WRITTEN REQUEST:
Filter the records below down to lines containing "grow".

(Dataset items)
* START *
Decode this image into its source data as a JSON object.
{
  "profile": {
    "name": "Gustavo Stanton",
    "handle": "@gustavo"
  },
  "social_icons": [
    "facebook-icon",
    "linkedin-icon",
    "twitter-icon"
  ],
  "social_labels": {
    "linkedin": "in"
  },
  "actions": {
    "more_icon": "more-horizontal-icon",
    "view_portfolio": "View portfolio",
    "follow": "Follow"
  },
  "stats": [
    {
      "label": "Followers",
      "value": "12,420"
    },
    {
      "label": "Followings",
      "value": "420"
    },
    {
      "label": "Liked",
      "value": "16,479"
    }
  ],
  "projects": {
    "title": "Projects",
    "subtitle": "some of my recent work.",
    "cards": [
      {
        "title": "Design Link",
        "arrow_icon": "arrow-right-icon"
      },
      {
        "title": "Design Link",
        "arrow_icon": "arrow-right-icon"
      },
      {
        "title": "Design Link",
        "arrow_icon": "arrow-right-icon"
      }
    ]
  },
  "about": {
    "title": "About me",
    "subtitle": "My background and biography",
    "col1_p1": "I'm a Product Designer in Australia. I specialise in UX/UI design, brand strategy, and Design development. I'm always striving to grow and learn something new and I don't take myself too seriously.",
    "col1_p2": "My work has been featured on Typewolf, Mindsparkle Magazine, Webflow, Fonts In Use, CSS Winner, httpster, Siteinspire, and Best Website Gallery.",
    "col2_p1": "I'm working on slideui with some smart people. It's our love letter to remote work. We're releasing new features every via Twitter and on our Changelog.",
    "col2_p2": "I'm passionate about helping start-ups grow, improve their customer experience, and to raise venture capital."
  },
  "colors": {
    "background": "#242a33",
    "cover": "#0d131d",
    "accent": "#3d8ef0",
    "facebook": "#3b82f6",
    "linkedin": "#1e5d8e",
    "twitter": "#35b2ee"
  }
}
* END *
ANSWER TO THIS PROBLEM:
    "col1_p1": "I'm a Product Designer in Australia. I specialise in UX/UI design, brand strategy, and Design development. I'm always striving to grow and learn something new and I don't take myself too seriously.",
    "col2_p2": "I'm passionate about helping start-ups grow, improve their customer experience, and to raise venture capital."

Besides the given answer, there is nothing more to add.